== WHAT THE TASK ASKS ==
Recast part of the records below as a Markdown table with the columns Row and Line, giving each nonblank line its own numbered row and leaving out blank lines. Begin at the line that contains "Extract all elements", and stop after the line that contains "legend-tick-label: 90 — [853, 108, 868, 122]".

━━━ DATA PROVIDED ━━━

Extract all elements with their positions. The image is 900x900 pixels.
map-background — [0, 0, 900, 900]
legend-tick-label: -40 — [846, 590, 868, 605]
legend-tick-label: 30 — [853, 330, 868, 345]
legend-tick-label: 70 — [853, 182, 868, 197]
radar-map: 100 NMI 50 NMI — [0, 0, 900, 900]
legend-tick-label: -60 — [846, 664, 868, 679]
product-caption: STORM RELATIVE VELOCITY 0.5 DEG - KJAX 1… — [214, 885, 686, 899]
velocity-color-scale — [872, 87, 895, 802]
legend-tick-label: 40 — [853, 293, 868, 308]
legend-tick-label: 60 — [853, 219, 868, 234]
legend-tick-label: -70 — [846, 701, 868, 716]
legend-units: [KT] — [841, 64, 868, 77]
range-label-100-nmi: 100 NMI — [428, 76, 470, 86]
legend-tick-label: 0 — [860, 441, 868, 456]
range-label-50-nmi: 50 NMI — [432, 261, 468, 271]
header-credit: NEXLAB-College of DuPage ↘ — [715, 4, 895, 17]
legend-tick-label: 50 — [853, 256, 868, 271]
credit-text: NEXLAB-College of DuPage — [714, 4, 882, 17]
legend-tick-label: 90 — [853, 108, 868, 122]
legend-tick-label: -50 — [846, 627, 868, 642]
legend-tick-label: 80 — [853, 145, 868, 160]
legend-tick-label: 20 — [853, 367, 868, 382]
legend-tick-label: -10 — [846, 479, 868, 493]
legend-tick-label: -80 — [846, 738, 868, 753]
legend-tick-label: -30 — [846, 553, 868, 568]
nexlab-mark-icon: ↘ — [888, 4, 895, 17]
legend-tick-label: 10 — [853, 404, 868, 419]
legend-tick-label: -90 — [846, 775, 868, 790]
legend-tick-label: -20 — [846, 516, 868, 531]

━━━
━━━ DATA PROVIDED ━━━

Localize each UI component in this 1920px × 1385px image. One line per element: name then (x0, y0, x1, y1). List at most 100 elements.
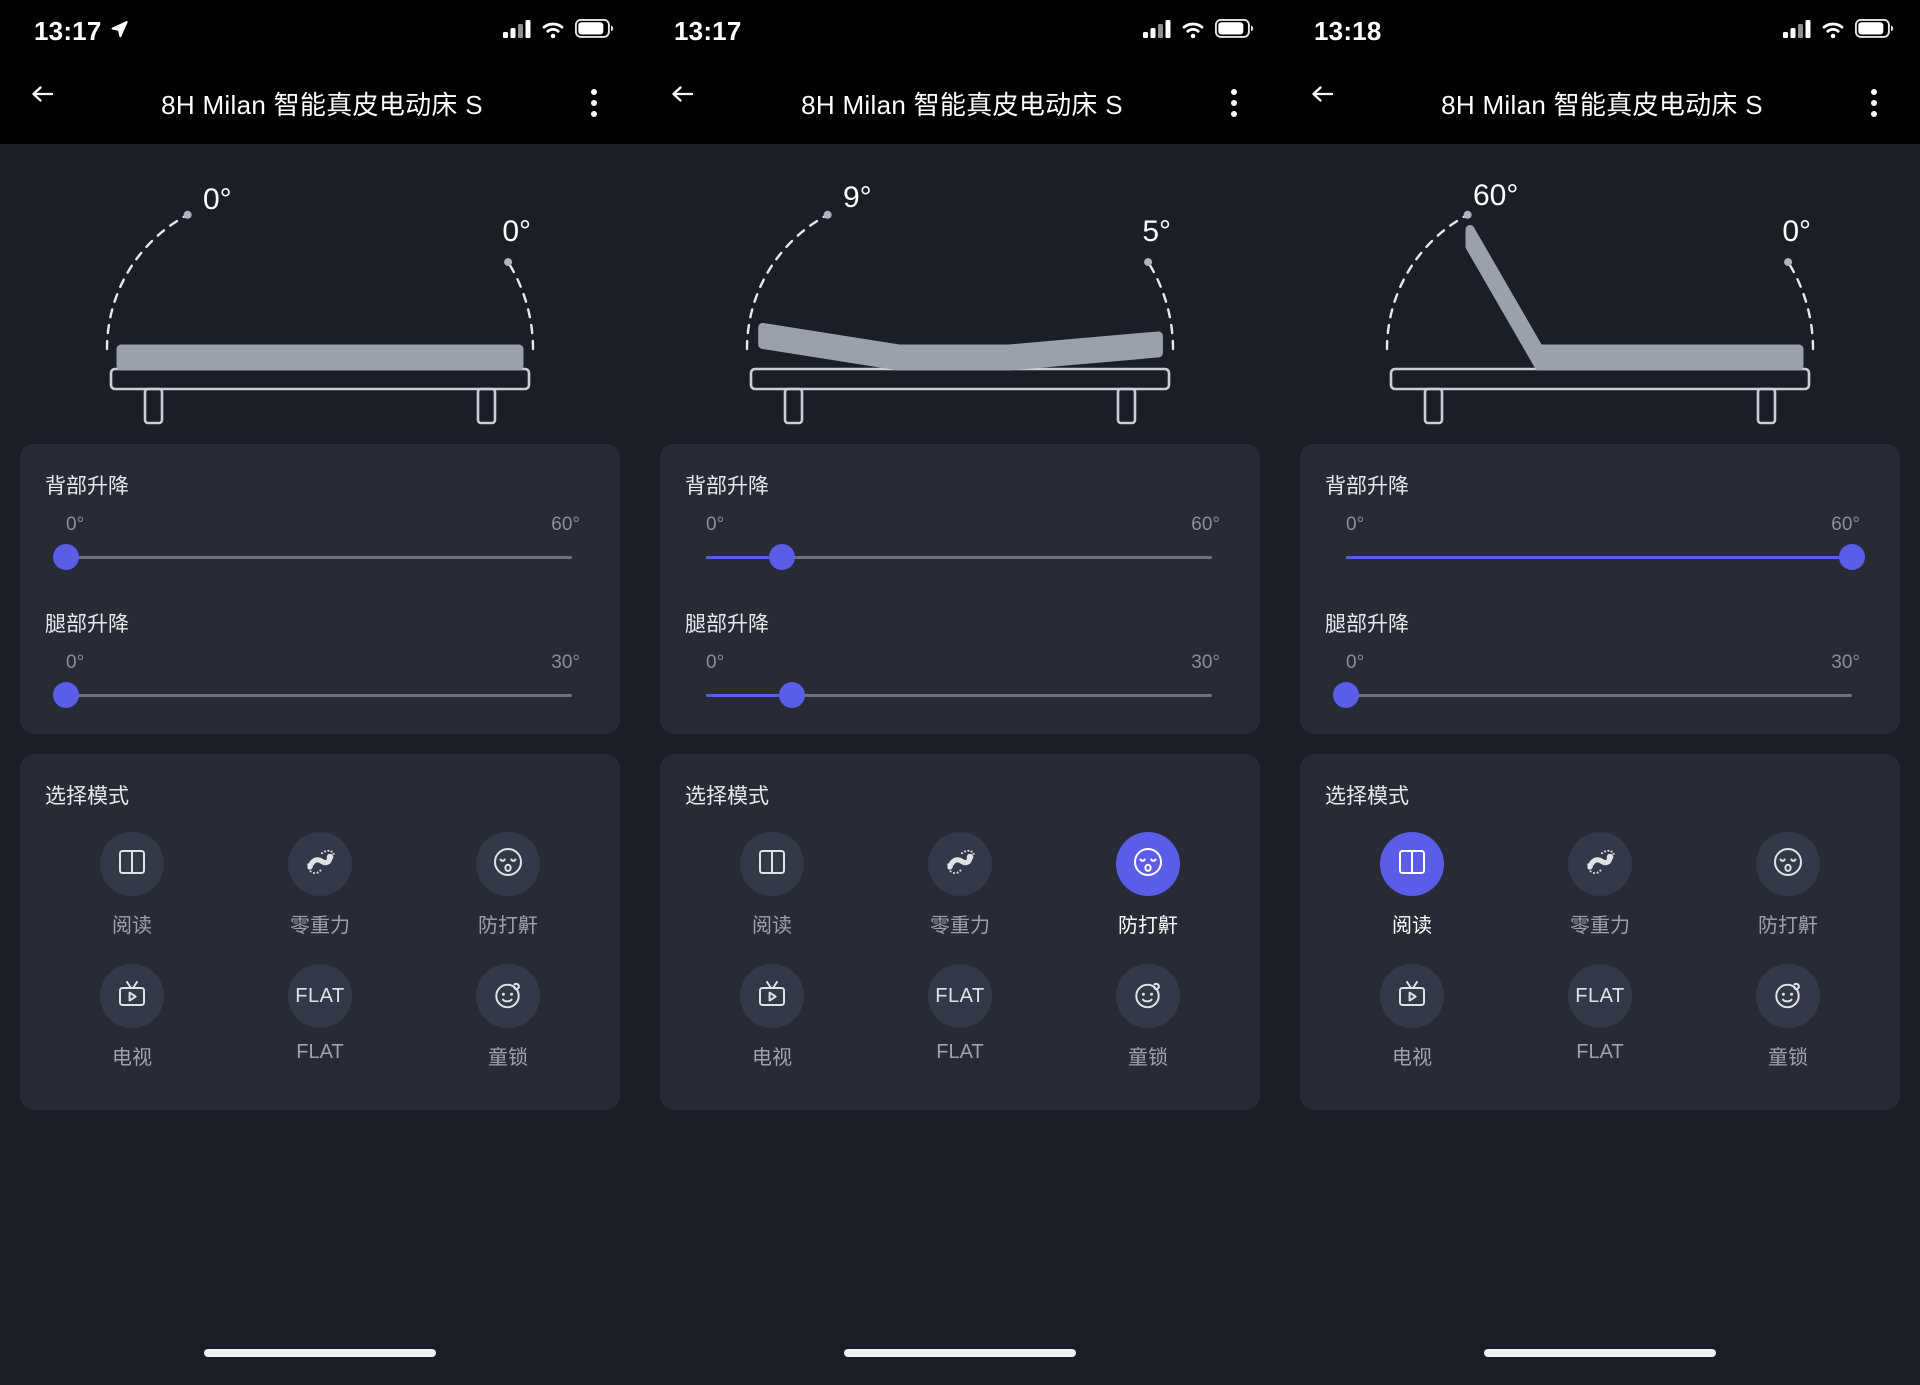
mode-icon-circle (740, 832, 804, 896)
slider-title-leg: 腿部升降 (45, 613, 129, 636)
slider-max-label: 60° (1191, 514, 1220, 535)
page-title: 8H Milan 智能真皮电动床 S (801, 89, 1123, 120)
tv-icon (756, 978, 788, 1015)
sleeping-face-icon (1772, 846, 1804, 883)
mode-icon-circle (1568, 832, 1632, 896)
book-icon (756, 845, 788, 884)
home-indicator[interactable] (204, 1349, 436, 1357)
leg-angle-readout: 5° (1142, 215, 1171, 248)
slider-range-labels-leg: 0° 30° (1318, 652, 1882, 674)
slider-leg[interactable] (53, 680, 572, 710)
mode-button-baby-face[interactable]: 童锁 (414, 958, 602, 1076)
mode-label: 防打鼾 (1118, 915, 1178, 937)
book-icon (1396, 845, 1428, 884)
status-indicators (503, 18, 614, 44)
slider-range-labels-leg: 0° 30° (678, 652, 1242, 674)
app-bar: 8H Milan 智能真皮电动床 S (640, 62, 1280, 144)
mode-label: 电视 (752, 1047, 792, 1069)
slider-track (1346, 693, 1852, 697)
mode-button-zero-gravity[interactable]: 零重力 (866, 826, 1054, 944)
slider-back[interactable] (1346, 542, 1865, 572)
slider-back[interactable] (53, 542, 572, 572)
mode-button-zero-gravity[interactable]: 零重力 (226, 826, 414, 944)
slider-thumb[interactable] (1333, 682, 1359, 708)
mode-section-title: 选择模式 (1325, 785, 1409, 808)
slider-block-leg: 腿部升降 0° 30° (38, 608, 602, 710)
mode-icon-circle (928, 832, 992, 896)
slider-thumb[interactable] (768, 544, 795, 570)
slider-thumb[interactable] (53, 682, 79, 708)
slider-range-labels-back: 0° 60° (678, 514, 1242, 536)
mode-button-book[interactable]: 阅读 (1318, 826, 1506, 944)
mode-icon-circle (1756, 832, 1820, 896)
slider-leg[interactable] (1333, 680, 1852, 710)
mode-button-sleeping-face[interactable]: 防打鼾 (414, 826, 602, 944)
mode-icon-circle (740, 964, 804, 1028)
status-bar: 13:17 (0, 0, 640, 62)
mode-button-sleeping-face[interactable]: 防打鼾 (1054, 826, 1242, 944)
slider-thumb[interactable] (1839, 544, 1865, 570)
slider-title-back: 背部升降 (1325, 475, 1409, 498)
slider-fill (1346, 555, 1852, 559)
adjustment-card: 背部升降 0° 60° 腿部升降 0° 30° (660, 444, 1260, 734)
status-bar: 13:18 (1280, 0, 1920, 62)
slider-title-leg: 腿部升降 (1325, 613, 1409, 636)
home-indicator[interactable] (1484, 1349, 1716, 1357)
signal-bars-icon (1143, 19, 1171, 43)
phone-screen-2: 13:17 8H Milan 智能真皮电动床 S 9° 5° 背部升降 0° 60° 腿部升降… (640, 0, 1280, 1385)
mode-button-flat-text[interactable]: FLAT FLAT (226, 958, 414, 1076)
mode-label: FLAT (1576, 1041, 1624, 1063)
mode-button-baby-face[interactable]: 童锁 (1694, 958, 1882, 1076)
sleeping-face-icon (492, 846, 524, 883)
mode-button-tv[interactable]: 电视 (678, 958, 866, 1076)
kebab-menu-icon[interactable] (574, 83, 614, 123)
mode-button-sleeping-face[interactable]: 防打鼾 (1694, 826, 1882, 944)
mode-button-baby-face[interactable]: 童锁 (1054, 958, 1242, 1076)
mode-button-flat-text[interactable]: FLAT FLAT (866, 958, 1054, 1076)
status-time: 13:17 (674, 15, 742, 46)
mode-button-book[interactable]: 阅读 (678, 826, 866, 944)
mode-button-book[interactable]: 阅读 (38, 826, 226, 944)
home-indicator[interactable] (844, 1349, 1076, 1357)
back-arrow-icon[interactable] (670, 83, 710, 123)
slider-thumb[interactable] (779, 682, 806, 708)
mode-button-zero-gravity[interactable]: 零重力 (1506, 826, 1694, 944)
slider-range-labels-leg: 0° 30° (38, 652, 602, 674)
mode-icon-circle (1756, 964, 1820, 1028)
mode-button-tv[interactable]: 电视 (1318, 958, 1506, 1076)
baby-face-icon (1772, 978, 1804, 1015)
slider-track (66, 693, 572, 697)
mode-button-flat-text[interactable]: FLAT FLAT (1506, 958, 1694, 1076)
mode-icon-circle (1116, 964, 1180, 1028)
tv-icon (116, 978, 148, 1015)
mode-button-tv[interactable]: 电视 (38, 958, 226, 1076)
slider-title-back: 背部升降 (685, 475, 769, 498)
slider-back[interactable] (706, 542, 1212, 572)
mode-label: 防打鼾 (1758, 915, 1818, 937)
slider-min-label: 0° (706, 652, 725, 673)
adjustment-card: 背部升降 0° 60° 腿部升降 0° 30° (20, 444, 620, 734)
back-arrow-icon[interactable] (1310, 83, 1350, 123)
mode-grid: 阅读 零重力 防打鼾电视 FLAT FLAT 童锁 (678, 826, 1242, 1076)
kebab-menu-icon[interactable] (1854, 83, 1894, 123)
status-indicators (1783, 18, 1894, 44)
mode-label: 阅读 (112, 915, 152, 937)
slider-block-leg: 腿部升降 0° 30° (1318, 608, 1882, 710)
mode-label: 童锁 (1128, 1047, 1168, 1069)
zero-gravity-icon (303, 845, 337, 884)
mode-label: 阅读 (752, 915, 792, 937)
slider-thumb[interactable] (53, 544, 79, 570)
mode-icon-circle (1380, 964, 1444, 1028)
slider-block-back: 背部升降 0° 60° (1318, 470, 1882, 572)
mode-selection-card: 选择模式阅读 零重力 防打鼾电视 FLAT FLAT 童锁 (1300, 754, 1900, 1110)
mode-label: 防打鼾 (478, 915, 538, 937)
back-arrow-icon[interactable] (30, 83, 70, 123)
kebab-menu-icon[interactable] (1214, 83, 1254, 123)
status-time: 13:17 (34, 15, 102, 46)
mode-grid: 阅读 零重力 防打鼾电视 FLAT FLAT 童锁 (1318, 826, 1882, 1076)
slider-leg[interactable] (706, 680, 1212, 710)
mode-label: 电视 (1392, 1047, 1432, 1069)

━━━

== SOLUTION TO THIS TASK ==
| Row | Line |
|---|---|
| 1 | Extract all elements with their positions. The image is 900x900 pixels. |
| 2 | map-background — [0, 0, 900, 900] |
| 3 | legend-tick-label: -40 — [846, 590, 868, 605] |
| 4 | legend-tick-label: 30 — [853, 330, 868, 345] |
| 5 | legend-tick-label: 70 — [853, 182, 868, 197] |
| 6 | radar-map: 100 NMI 50 NMI — [0, 0, 900, 900] |
| 7 | legend-tick-label: -60 — [846, 664, 868, 679] |
| 8 | product-caption: STORM RELATIVE VELOCITY 0.5 DEG - KJAX 1… — [214, 885, 686, 899] |
| 9 | velocity-color-scale — [872, 87, 895, 802] |
| 10 | legend-tick-label: 40 — [853, 293, 868, 308] |
| 11 | legend-tick-label: 60 — [853, 219, 868, 234] |
| 12 | legend-tick-label: -70 — [846, 701, 868, 716] |
| 13 | legend-units: [KT] — [841, 64, 868, 77] |
| 14 | range-label-100-nmi: 100 NMI — [428, 76, 470, 86] |
| 15 | legend-tick-label: 0 — [860, 441, 868, 456] |
| 16 | range-label-50-nmi: 50 NMI — [432, 261, 468, 271] |
| 17 | header-credit: NEXLAB-College of DuPage ↘ — [715, 4, 895, 17] |
| 18 | legend-tick-label: 50 — [853, 256, 868, 271] |
| 19 | credit-text: NEXLAB-College of DuPage — [714, 4, 882, 17] |
| 20 | legend-tick-label: 90 — [853, 108, 868, 122] |